Stated problem:
Carry none of the pictures over; write out the complete data exactly.

◆ ◆ ◆ ◆ ◆ ◆ ◆

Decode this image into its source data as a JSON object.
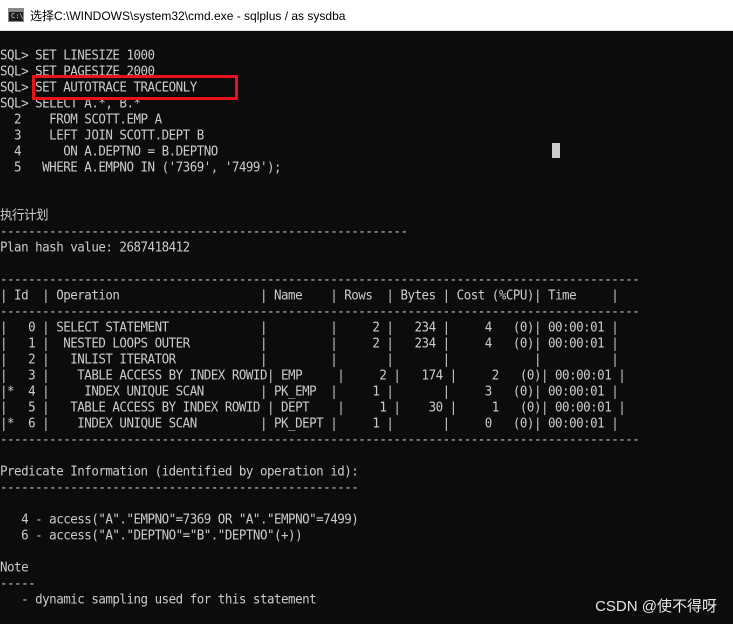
{
  "window": {
    "title": "选择C:\\WINDOWS\\system32\\cmd.exe - sqlplus  / as sysdba",
    "icon_label": "C:\\"
  },
  "terminal": {
    "lines": [
      "SQL> SET LINESIZE 1000",
      "SQL> SET PAGESIZE 2000",
      "SQL> SET AUTOTRACE TRACEONLY",
      "SQL> SELECT A.*, B.*",
      "  2    FROM SCOTT.EMP A",
      "  3    LEFT JOIN SCOTT.DEPT B",
      "  4      ON A.DEPTNO = B.DEPTNO",
      "  5   WHERE A.EMPNO IN ('7369', '7499');",
      "",
      "",
      "执行计划",
      "----------------------------------------------------------",
      "Plan hash value: 2687418412",
      "",
      "-------------------------------------------------------------------------------------------",
      "| Id  | Operation                    | Name    | Rows  | Bytes | Cost (%CPU)| Time     |",
      "-------------------------------------------------------------------------------------------",
      "|   0 | SELECT STATEMENT             |         |     2 |   234 |     4   (0)| 00:00:01 |",
      "|   1 |  NESTED LOOPS OUTER          |         |     2 |   234 |     4   (0)| 00:00:01 |",
      "|   2 |   INLIST ITERATOR            |         |       |       |            |          |",
      "|   3 |    TABLE ACCESS BY INDEX ROWID| EMP     |     2 |   174 |     2   (0)| 00:00:01 |",
      "|*  4 |     INDEX UNIQUE SCAN        | PK_EMP  |     1 |       |     3   (0)| 00:00:01 |",
      "|   5 |   TABLE ACCESS BY INDEX ROWID | DEPT    |     1 |    30 |     1   (0)| 00:00:01 |",
      "|*  6 |    INDEX UNIQUE SCAN         | PK_DEPT |     1 |       |     0   (0)| 00:00:01 |",
      "-------------------------------------------------------------------------------------------",
      "",
      "Predicate Information (identified by operation id):",
      "---------------------------------------------------",
      "",
      "   4 - access(\"A\".\"EMPNO\"=7369 OR \"A\".\"EMPNO\"=7499)",
      "   6 - access(\"A\".\"DEPTNO\"=\"B\".\"DEPTNO\"(+))",
      "",
      "Note",
      "-----",
      "   - dynamic sampling used for this statement"
    ]
  },
  "watermark": "CSDN @使不得呀",
  "colors": {
    "background": "#0c0c0c",
    "text": "#cccccc",
    "highlight": "#e8141b"
  }
}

◆ ◆ ◆ ◆ ◆ ◆ ◆

Answer to this problem:
Decode this image into its source data as a JSON object.
{
  "window": {
    "title": "选择C:\\WINDOWS\\system32\\cmd.exe - sqlplus  / as sysdba",
    "icon_label": "C:\\"
  },
  "terminal": {
    "lines": [
      "SQL> SET LINESIZE 1000",
      "SQL> SET PAGESIZE 2000",
      "SQL> SET AUTOTRACE TRACEONLY",
      "SQL> SELECT A.*, B.*",
      "  2    FROM SCOTT.EMP A",
      "  3    LEFT JOIN SCOTT.DEPT B",
      "  4      ON A.DEPTNO = B.DEPTNO",
      "  5   WHERE A.EMPNO IN ('7369', '7499');",
      "",
      "",
      "执行计划",
      "----------------------------------------------------------",
      "Plan hash value: 2687418412",
      "",
      "-------------------------------------------------------------------------------------------",
      "| Id  | Operation                    | Name    | Rows  | Bytes | Cost (%CPU)| Time     |",
      "-------------------------------------------------------------------------------------------",
      "|   0 | SELECT STATEMENT             |         |     2 |   234 |     4   (0)| 00:00:01 |",
      "|   1 |  NESTED LOOPS OUTER          |         |     2 |   234 |     4   (0)| 00:00:01 |",
      "|   2 |   INLIST ITERATOR            |         |       |       |            |          |",
      "|   3 |    TABLE ACCESS BY INDEX ROWID| EMP     |     2 |   174 |     2   (0)| 00:00:01 |",
      "|*  4 |     INDEX UNIQUE SCAN        | PK_EMP  |     1 |       |     3   (0)| 00:00:01 |",
      "|   5 |   TABLE ACCESS BY INDEX ROWID | DEPT    |     1 |    30 |     1   (0)| 00:00:01 |",
      "|*  6 |    INDEX UNIQUE SCAN         | PK_DEPT |     1 |       |     0   (0)| 00:00:01 |",
      "-------------------------------------------------------------------------------------------",
      "",
      "Predicate Information (identified by operation id):",
      "---------------------------------------------------",
      "",
      "   4 - access(\"A\".\"EMPNO\"=7369 OR \"A\".\"EMPNO\"=7499)",
      "   6 - access(\"A\".\"DEPTNO\"=\"B\".\"DEPTNO\"(+))",
      "",
      "Note",
      "-----",
      "   - dynamic sampling used for this statement"
    ]
  },
  "watermark": "CSDN @使不得呀",
  "colors": {
    "background": "#0c0c0c",
    "text": "#cccccc",
    "highlight": "#e8141b"
  }
}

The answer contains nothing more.